_GIVEN EXERCISE_.
Copy out each line below that has the word "this" in it.

===== SOURCE DATA =====

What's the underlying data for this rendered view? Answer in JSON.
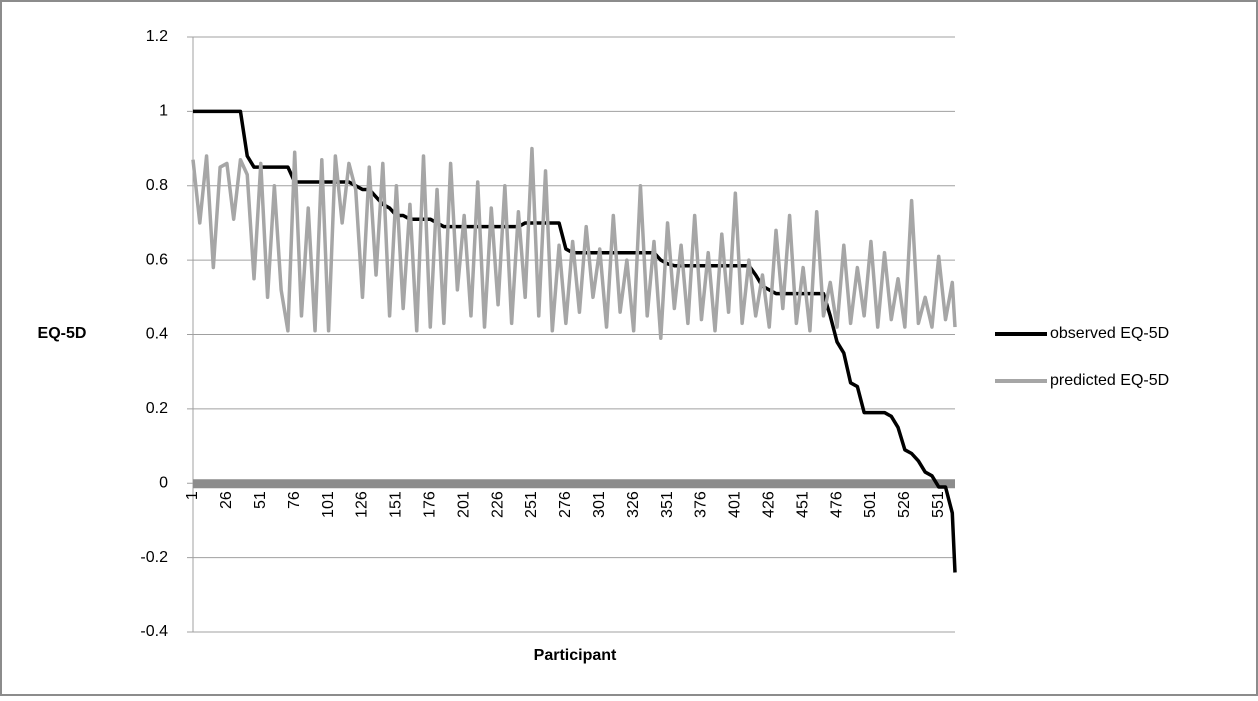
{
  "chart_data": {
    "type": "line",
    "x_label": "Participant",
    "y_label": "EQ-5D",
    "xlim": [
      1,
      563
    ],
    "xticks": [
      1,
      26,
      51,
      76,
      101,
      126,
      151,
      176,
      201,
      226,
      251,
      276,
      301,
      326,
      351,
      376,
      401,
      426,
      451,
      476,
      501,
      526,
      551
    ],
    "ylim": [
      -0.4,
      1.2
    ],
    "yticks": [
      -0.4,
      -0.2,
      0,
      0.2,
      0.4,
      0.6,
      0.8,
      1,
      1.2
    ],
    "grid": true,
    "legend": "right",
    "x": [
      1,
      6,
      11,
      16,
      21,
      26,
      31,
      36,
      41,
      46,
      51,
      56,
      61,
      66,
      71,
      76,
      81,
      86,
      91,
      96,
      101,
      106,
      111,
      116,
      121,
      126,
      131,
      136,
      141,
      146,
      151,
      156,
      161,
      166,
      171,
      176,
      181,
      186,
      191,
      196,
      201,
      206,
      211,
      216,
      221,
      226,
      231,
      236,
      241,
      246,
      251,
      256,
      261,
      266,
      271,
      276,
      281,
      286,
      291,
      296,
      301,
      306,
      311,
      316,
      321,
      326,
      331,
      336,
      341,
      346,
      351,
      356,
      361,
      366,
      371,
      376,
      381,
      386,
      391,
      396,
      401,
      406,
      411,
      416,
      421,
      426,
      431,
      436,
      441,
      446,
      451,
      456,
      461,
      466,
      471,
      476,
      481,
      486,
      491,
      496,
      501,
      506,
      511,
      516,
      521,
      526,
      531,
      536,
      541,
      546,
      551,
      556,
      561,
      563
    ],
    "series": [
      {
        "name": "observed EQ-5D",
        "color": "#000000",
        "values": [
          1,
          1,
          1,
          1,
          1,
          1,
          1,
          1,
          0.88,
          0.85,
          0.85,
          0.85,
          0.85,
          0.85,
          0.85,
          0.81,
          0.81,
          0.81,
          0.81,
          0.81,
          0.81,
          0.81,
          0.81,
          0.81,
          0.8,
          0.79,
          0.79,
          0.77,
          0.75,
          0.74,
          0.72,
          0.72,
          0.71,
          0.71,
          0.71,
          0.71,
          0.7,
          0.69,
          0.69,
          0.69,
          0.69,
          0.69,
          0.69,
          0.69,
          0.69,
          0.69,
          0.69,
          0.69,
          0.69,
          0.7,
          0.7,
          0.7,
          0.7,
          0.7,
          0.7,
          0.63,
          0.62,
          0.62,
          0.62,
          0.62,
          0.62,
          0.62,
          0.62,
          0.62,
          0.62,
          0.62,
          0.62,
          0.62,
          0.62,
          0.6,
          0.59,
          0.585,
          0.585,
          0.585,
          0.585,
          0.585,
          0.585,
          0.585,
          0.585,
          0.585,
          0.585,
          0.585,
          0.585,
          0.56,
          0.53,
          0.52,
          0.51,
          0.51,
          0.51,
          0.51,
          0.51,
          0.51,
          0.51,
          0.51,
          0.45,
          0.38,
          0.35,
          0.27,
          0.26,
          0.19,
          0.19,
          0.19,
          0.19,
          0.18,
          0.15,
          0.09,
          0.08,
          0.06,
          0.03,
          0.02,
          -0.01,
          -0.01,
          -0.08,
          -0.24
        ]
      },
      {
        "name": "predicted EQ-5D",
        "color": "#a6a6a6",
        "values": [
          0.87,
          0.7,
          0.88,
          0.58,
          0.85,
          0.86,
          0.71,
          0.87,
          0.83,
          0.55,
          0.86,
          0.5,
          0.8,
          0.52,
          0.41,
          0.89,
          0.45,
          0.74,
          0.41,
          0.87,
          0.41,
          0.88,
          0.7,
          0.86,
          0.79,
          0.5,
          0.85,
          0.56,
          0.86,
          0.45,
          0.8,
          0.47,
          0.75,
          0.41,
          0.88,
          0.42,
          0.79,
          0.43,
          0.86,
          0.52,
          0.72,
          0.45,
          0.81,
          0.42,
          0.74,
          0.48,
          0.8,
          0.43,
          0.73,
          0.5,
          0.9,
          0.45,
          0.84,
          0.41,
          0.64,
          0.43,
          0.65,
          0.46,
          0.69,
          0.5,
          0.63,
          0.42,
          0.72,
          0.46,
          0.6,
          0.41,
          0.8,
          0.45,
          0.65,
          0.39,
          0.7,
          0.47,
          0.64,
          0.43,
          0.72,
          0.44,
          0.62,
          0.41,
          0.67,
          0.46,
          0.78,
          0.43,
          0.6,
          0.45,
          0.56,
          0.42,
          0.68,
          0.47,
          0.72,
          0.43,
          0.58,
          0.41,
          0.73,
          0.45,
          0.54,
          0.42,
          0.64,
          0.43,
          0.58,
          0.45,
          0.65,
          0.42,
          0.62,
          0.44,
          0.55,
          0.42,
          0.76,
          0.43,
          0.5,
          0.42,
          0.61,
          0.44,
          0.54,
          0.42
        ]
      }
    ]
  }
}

=====
===== SOURCE DATA =====

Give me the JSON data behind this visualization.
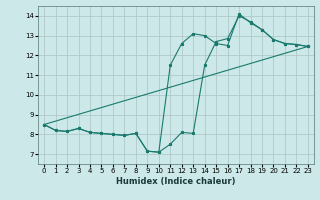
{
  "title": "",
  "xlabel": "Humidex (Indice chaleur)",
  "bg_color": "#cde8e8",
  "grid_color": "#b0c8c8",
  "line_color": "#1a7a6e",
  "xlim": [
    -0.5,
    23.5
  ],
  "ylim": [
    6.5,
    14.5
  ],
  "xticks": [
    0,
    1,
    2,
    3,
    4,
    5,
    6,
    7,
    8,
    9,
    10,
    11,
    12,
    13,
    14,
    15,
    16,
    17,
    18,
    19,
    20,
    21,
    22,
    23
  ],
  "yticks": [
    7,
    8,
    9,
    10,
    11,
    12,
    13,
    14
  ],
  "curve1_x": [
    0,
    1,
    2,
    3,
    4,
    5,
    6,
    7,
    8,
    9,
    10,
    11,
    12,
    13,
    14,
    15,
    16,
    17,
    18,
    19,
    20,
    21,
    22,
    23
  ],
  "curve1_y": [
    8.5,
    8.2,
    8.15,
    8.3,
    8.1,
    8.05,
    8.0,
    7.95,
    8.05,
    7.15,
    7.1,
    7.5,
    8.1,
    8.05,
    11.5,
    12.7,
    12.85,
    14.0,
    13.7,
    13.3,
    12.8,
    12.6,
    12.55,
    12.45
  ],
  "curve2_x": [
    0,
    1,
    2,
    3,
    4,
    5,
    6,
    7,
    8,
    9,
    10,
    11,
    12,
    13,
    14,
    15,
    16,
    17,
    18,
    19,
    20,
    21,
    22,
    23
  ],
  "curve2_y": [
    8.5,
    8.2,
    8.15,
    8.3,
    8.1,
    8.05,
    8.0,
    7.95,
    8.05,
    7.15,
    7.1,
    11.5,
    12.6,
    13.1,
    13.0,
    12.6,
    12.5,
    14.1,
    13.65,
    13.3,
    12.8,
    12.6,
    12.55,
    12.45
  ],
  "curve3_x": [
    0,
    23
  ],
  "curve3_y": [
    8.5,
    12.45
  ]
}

=====

_WRITTEN SOLUTION_.
What's the underlying data for this rendered view? Answer in JSON.
Give me the JSON data behind this visualization.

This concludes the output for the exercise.